Entries taken from a collection

##########

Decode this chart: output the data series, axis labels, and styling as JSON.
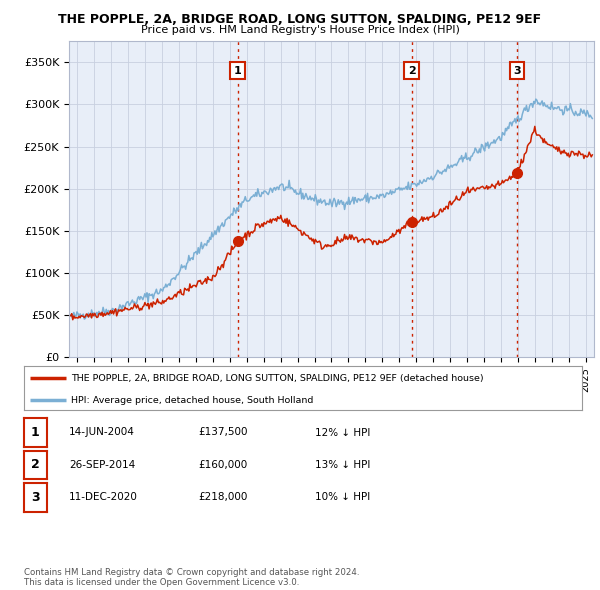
{
  "title": "THE POPPLE, 2A, BRIDGE ROAD, LONG SUTTON, SPALDING, PE12 9EF",
  "subtitle": "Price paid vs. HM Land Registry's House Price Index (HPI)",
  "ylabel_ticks": [
    "£0",
    "£50K",
    "£100K",
    "£150K",
    "£200K",
    "£250K",
    "£300K",
    "£350K"
  ],
  "ytick_values": [
    0,
    50000,
    100000,
    150000,
    200000,
    250000,
    300000,
    350000
  ],
  "ylim": [
    0,
    375000
  ],
  "xlim_start": 1994.5,
  "xlim_end": 2025.5,
  "hpi_color": "#7bafd4",
  "price_color": "#cc2200",
  "background_color": "#e8eef8",
  "grid_color": "#c8d0e0",
  "sale_dates": [
    2004.45,
    2014.73,
    2020.95
  ],
  "sale_prices": [
    137500,
    160000,
    218000
  ],
  "sale_labels": [
    "1",
    "2",
    "3"
  ],
  "vline_color": "#cc2200",
  "legend_text_red": "THE POPPLE, 2A, BRIDGE ROAD, LONG SUTTON, SPALDING, PE12 9EF (detached house)",
  "legend_text_blue": "HPI: Average price, detached house, South Holland",
  "table_rows": [
    [
      "1",
      "14-JUN-2004",
      "£137,500",
      "12% ↓ HPI"
    ],
    [
      "2",
      "26-SEP-2014",
      "£160,000",
      "13% ↓ HPI"
    ],
    [
      "3",
      "11-DEC-2020",
      "£218,000",
      "10% ↓ HPI"
    ]
  ],
  "footer": "Contains HM Land Registry data © Crown copyright and database right 2024.\nThis data is licensed under the Open Government Licence v3.0."
}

##########

> YOUR GOAL
Leave out the pictures and repeat everything else in the records exactly.

> FINISHED EXERCISE
Decode this chart: output the data series, axis labels, and styling as JSON.
{
  "title": "THE POPPLE, 2A, BRIDGE ROAD, LONG SUTTON, SPALDING, PE12 9EF",
  "subtitle": "Price paid vs. HM Land Registry's House Price Index (HPI)",
  "ylabel_ticks": [
    "£0",
    "£50K",
    "£100K",
    "£150K",
    "£200K",
    "£250K",
    "£300K",
    "£350K"
  ],
  "ytick_values": [
    0,
    50000,
    100000,
    150000,
    200000,
    250000,
    300000,
    350000
  ],
  "ylim": [
    0,
    375000
  ],
  "xlim_start": 1994.5,
  "xlim_end": 2025.5,
  "hpi_color": "#7bafd4",
  "price_color": "#cc2200",
  "background_color": "#e8eef8",
  "grid_color": "#c8d0e0",
  "sale_dates": [
    2004.45,
    2014.73,
    2020.95
  ],
  "sale_prices": [
    137500,
    160000,
    218000
  ],
  "sale_labels": [
    "1",
    "2",
    "3"
  ],
  "vline_color": "#cc2200",
  "legend_text_red": "THE POPPLE, 2A, BRIDGE ROAD, LONG SUTTON, SPALDING, PE12 9EF (detached house)",
  "legend_text_blue": "HPI: Average price, detached house, South Holland",
  "table_rows": [
    [
      "1",
      "14-JUN-2004",
      "£137,500",
      "12% ↓ HPI"
    ],
    [
      "2",
      "26-SEP-2014",
      "£160,000",
      "13% ↓ HPI"
    ],
    [
      "3",
      "11-DEC-2020",
      "£218,000",
      "10% ↓ HPI"
    ]
  ],
  "footer": "Contains HM Land Registry data © Crown copyright and database right 2024.\nThis data is licensed under the Open Government Licence v3.0."
}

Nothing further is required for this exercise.